_Objective_
Write out all of the entries exactly as given.
▶
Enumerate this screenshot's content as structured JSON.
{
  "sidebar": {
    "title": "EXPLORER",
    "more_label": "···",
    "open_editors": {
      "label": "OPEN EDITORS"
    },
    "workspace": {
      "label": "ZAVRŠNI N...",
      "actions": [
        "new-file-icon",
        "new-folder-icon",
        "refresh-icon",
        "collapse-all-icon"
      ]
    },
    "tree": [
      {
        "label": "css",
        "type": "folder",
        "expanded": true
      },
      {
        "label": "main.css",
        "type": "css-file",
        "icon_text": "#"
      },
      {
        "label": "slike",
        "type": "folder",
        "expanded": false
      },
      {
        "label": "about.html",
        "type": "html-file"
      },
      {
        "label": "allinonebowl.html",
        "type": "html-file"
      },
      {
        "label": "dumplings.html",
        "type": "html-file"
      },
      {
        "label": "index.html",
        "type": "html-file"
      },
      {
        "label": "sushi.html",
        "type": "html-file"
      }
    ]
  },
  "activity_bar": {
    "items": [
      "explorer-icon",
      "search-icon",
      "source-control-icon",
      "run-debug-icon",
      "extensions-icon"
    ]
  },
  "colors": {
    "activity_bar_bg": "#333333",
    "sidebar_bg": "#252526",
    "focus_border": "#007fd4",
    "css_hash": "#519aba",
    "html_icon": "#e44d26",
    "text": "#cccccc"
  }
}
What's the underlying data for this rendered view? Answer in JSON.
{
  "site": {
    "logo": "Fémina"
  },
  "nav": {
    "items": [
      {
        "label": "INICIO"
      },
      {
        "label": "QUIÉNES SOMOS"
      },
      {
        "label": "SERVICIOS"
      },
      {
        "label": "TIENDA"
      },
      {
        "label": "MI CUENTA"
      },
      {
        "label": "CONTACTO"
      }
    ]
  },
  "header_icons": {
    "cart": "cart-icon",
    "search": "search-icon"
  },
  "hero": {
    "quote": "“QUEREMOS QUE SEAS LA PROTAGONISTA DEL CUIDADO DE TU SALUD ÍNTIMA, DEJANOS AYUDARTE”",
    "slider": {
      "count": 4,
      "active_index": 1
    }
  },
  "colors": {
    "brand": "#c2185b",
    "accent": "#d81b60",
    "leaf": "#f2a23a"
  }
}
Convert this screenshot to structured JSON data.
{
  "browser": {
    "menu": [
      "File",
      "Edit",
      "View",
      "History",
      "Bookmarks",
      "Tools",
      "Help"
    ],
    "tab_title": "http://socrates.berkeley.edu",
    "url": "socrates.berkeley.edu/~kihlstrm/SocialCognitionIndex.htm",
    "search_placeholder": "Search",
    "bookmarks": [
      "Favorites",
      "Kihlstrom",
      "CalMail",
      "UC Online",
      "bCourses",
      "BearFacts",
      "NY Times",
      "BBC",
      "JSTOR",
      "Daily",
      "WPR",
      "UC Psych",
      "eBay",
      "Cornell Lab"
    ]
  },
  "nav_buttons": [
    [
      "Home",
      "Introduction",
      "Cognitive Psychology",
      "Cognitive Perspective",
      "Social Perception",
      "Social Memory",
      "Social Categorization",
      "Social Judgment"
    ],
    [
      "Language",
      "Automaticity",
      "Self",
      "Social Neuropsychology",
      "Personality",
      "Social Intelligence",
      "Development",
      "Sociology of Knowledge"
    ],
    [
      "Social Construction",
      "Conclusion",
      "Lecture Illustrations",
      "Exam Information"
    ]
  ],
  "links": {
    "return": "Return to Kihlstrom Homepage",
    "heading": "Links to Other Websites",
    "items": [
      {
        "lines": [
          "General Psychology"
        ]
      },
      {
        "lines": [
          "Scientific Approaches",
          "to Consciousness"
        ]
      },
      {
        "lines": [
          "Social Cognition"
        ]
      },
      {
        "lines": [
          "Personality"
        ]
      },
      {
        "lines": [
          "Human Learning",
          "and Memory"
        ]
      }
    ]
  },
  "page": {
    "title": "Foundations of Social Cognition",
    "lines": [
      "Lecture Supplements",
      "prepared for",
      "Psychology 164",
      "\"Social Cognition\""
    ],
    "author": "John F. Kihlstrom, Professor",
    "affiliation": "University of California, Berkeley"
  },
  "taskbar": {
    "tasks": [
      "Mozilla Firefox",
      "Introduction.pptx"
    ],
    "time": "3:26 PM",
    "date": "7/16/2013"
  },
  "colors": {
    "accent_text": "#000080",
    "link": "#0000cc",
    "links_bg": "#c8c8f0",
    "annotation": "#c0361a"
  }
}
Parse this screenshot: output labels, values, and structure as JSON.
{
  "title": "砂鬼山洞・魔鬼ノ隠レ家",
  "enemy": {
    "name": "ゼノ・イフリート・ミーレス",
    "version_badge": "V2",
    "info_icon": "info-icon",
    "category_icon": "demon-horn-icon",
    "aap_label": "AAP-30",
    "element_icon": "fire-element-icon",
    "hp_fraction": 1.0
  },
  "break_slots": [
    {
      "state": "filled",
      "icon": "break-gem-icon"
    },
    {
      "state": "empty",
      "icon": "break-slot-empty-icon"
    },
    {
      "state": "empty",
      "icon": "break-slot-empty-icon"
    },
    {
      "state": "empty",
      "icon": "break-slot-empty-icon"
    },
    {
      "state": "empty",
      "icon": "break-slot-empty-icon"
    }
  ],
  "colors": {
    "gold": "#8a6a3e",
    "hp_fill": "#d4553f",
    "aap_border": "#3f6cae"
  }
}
◀
_Task answer_
Enumerate this screenshot's content as structured JSON.
{
  "sidebar": {
    "title": "EXPLORER",
    "more_label": "···",
    "open_editors": {
      "label": "OPEN EDITORS"
    },
    "workspace": {
      "label": "ZAVRŠNI N...",
      "actions": [
        "new-file-icon",
        "new-folder-icon",
        "refresh-icon",
        "collapse-all-icon"
      ]
    },
    "tree": [
      {
        "label": "css",
        "type": "folder",
        "expanded": true
      },
      {
        "label": "main.css",
        "type": "css-file",
        "icon_text": "#"
      },
      {
        "label": "slike",
        "type": "folder",
        "expanded": false
      },
      {
        "label": "about.html",
        "type": "html-file"
      },
      {
        "label": "allinonebowl.html",
        "type": "html-file"
      },
      {
        "label": "dumplings.html",
        "type": "html-file"
      },
      {
        "label": "index.html",
        "type": "html-file"
      },
      {
        "label": "sushi.html",
        "type": "html-file"
      }
    ]
  },
  "activity_bar": {
    "items": [
      "explorer-icon",
      "search-icon",
      "source-control-icon",
      "run-debug-icon",
      "extensions-icon"
    ]
  },
  "colors": {
    "activity_bar_bg": "#333333",
    "sidebar_bg": "#252526",
    "focus_border": "#007fd4",
    "css_hash": "#519aba",
    "html_icon": "#e44d26",
    "text": "#cccccc"
  }
}
What's the underlying data for this rendered view? Answer in JSON.
{
  "site": {
    "logo": "Fémina"
  },
  "nav": {
    "items": [
      {
        "label": "INICIO"
      },
      {
        "label": "QUIÉNES SOMOS"
      },
      {
        "label": "SERVICIOS"
      },
      {
        "label": "TIENDA"
      },
      {
        "label": "MI CUENTA"
      },
      {
        "label": "CONTACTO"
      }
    ]
  },
  "header_icons": {
    "cart": "cart-icon",
    "search": "search-icon"
  },
  "hero": {
    "quote": "“QUEREMOS QUE SEAS LA PROTAGONISTA DEL CUIDADO DE TU SALUD ÍNTIMA, DEJANOS AYUDARTE”",
    "slider": {
      "count": 4,
      "active_index": 1
    }
  },
  "colors": {
    "brand": "#c2185b",
    "accent": "#d81b60",
    "leaf": "#f2a23a"
  }
}
Convert this screenshot to structured JSON data.
{
  "browser": {
    "menu": [
      "File",
      "Edit",
      "View",
      "History",
      "Bookmarks",
      "Tools",
      "Help"
    ],
    "tab_title": "http://socrates.berkeley.edu",
    "url": "socrates.berkeley.edu/~kihlstrm/SocialCognitionIndex.htm",
    "search_placeholder": "Search",
    "bookmarks": [
      "Favorites",
      "Kihlstrom",
      "CalMail",
      "UC Online",
      "bCourses",
      "BearFacts",
      "NY Times",
      "BBC",
      "JSTOR",
      "Daily",
      "WPR",
      "UC Psych",
      "eBay",
      "Cornell Lab"
    ]
  },
  "nav_buttons": [
    [
      "Home",
      "Introduction",
      "Cognitive Psychology",
      "Cognitive Perspective",
      "Social Perception",
      "Social Memory",
      "Social Categorization",
      "Social Judgment"
    ],
    [
      "Language",
      "Automaticity",
      "Self",
      "Social Neuropsychology",
      "Personality",
      "Social Intelligence",
      "Development",
      "Sociology of Knowledge"
    ],
    [
      "Social Construction",
      "Conclusion",
      "Lecture Illustrations",
      "Exam Information"
    ]
  ],
  "links": {
    "return": "Return to Kihlstrom Homepage",
    "heading": "Links to Other Websites",
    "items": [
      {
        "lines": [
          "General Psychology"
        ]
      },
      {
        "lines": [
          "Scientific Approaches",
          "to Consciousness"
        ]
      },
      {
        "lines": [
          "Social Cognition"
        ]
      },
      {
        "lines": [
          "Personality"
        ]
      },
      {
        "lines": [
          "Human Learning",
          "and Memory"
        ]
      }
    ]
  },
  "page": {
    "title": "Foundations of Social Cognition",
    "lines": [
      "Lecture Supplements",
      "prepared for",
      "Psychology 164",
      "\"Social Cognition\""
    ],
    "author": "John F. Kihlstrom, Professor",
    "affiliation": "University of California, Berkeley"
  },
  "taskbar": {
    "tasks": [
      "Mozilla Firefox",
      "Introduction.pptx"
    ],
    "time": "3:26 PM",
    "date": "7/16/2013"
  },
  "colors": {
    "accent_text": "#000080",
    "link": "#0000cc",
    "links_bg": "#c8c8f0",
    "annotation": "#c0361a"
  }
}
Parse this screenshot: output labels, values, and structure as JSON.
{
  "title": "砂鬼山洞・魔鬼ノ隠レ家",
  "enemy": {
    "name": "ゼノ・イフリート・ミーレス",
    "version_badge": "V2",
    "info_icon": "info-icon",
    "category_icon": "demon-horn-icon",
    "aap_label": "AAP-30",
    "element_icon": "fire-element-icon",
    "hp_fraction": 1.0
  },
  "break_slots": [
    {
      "state": "filled",
      "icon": "break-gem-icon"
    },
    {
      "state": "empty",
      "icon": "break-slot-empty-icon"
    },
    {
      "state": "empty",
      "icon": "break-slot-empty-icon"
    },
    {
      "state": "empty",
      "icon": "break-slot-empty-icon"
    },
    {
      "state": "empty",
      "icon": "break-slot-empty-icon"
    }
  ],
  "colors": {
    "gold": "#8a6a3e",
    "hp_fill": "#d4553f",
    "aap_border": "#3f6cae"
  }
}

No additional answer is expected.